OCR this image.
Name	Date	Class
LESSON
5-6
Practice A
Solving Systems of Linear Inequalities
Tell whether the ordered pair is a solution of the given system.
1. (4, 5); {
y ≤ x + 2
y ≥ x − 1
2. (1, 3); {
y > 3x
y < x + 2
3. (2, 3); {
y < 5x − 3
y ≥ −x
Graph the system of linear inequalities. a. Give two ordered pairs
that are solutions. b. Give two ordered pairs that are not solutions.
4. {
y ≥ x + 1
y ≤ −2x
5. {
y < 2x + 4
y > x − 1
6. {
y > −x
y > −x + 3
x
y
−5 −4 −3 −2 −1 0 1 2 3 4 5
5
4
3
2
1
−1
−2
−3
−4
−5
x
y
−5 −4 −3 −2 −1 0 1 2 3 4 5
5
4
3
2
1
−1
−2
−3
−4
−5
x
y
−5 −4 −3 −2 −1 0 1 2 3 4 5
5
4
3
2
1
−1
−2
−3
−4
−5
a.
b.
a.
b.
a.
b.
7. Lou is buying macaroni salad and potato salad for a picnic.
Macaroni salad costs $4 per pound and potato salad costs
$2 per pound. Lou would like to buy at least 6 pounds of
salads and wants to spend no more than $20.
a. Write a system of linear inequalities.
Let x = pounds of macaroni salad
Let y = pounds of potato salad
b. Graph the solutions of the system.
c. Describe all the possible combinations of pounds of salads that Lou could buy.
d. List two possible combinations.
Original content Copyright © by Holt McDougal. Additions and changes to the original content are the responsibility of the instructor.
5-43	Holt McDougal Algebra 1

__________________________________________________

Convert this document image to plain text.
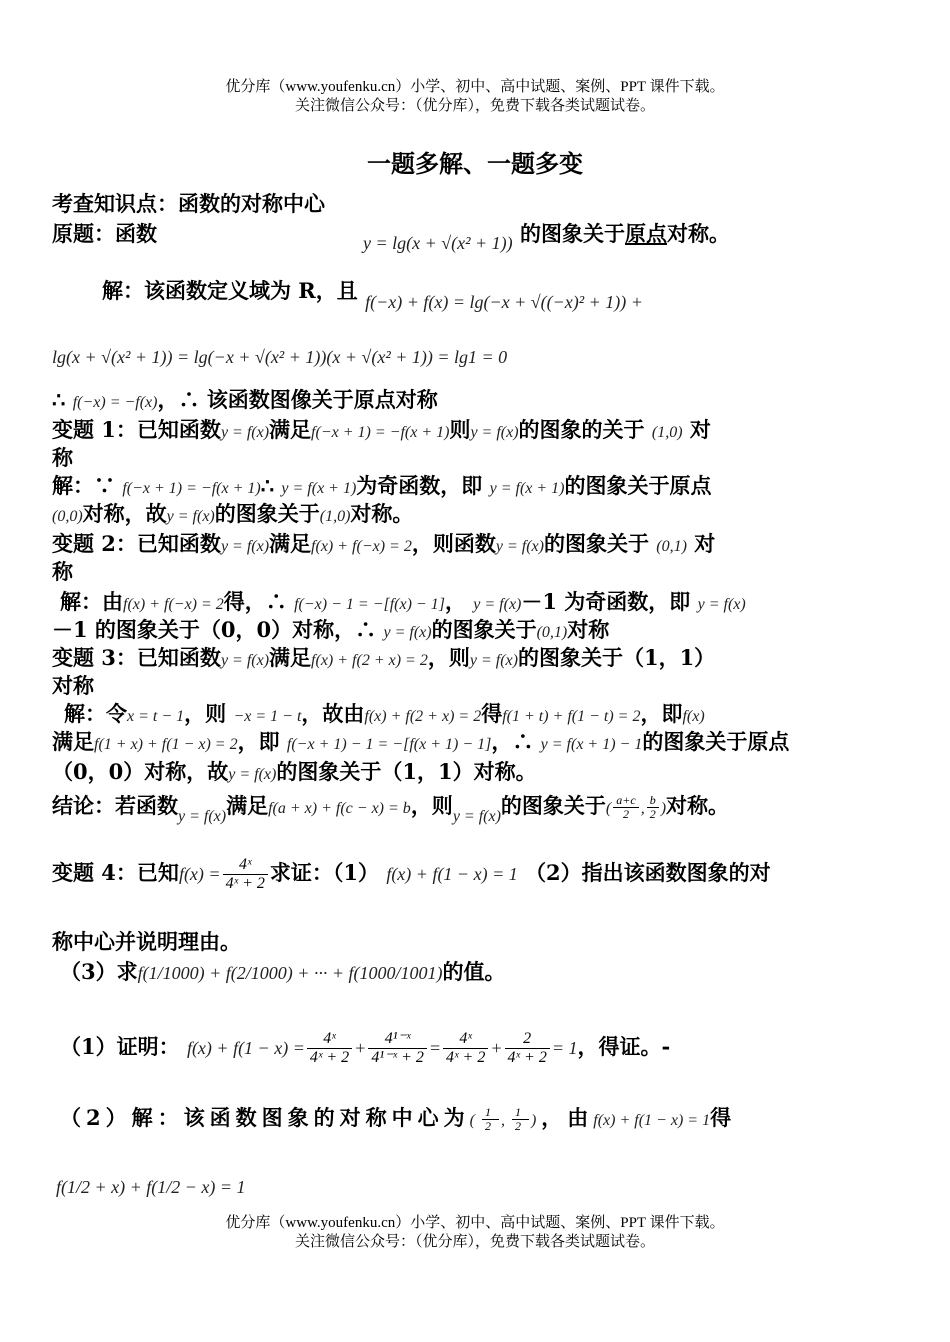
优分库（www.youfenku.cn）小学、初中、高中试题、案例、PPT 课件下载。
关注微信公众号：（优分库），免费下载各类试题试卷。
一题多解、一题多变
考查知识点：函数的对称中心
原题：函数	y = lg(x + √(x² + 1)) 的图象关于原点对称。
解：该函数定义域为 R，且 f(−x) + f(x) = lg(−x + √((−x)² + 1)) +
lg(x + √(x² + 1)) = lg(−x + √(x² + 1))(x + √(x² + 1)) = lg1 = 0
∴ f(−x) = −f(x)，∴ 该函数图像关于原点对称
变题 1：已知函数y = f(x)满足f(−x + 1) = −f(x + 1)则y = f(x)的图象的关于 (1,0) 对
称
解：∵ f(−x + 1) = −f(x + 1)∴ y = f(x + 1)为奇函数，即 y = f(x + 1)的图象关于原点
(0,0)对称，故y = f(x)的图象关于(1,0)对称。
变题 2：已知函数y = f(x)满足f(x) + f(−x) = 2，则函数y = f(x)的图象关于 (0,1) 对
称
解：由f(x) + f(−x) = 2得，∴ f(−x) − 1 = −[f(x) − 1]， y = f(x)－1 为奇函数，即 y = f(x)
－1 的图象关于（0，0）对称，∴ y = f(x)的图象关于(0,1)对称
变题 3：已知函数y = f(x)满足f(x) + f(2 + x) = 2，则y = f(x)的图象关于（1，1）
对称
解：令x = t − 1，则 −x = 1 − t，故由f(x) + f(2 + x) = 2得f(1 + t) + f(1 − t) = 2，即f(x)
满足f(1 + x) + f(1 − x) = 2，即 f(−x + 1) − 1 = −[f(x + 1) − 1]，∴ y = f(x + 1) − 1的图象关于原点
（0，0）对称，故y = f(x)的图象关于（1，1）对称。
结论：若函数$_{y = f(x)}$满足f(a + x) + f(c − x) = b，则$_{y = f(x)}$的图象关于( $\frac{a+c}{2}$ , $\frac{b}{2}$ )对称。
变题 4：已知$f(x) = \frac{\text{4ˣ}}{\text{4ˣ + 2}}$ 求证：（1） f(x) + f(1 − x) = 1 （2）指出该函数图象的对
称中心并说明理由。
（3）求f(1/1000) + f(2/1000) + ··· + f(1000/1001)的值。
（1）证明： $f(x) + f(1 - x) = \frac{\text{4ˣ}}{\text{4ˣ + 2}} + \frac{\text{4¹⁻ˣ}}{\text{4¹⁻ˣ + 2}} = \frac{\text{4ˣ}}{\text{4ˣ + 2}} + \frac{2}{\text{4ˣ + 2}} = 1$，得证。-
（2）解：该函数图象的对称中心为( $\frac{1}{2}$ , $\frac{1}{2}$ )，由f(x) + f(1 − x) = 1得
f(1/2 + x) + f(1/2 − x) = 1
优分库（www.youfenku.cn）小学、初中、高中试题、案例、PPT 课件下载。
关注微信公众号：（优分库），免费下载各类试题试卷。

__________________________________________________

§ Brief
Looking at the entries above, state how many lines contain "已知函数y"; give the number alone.

§ Answer in full
3